§ **What you will do**
Write out every entry exactly as given, but omit the pictures.
======== The data ========
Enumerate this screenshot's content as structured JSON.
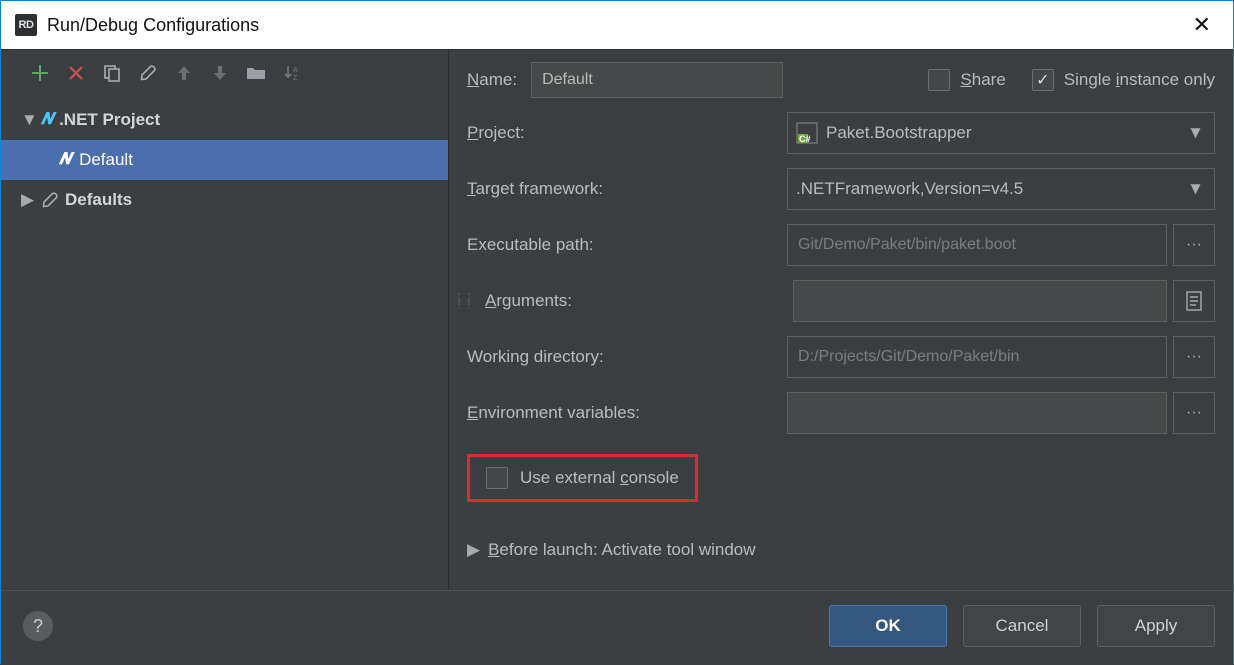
{
  "titlebar": {
    "app_badge": "RD",
    "title": "Run/Debug Configurations"
  },
  "tree": {
    "group_label": ".NET Project",
    "item_label": "Default",
    "defaults_label": "Defaults"
  },
  "form": {
    "name_label": "Name:",
    "name_value": "Default",
    "share_label": "Share",
    "single_instance_label": "Single instance only",
    "project_label": "Project:",
    "project_value": "Paket.Bootstrapper",
    "target_label": "Target framework:",
    "target_value": ".NETFramework,Version=v4.5",
    "exe_label": "Executable path:",
    "exe_value": "Git/Demo/Paket/bin/paket.boot",
    "args_label": "Arguments:",
    "args_value": "",
    "wd_label": "Working directory:",
    "wd_value": "D:/Projects/Git/Demo/Paket/bin",
    "env_label": "Environment variables:",
    "env_value": "",
    "use_external_label": "Use external console",
    "before_launch_label": "Before launch: Activate tool window"
  },
  "footer": {
    "ok": "OK",
    "cancel": "Cancel",
    "apply": "Apply"
  }
}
========
§ **Finished task**
Enumerate this screenshot's content as structured JSON.
{
  "titlebar": {
    "app_badge": "RD",
    "title": "Run/Debug Configurations"
  },
  "tree": {
    "group_label": ".NET Project",
    "item_label": "Default",
    "defaults_label": "Defaults"
  },
  "form": {
    "name_label": "Name:",
    "name_value": "Default",
    "share_label": "Share",
    "single_instance_label": "Single instance only",
    "project_label": "Project:",
    "project_value": "Paket.Bootstrapper",
    "target_label": "Target framework:",
    "target_value": ".NETFramework,Version=v4.5",
    "exe_label": "Executable path:",
    "exe_value": "Git/Demo/Paket/bin/paket.boot",
    "args_label": "Arguments:",
    "args_value": "",
    "wd_label": "Working directory:",
    "wd_value": "D:/Projects/Git/Demo/Paket/bin",
    "env_label": "Environment variables:",
    "env_value": "",
    "use_external_label": "Use external console",
    "before_launch_label": "Before launch: Activate tool window"
  },
  "footer": {
    "ok": "OK",
    "cancel": "Cancel",
    "apply": "Apply"
  }
}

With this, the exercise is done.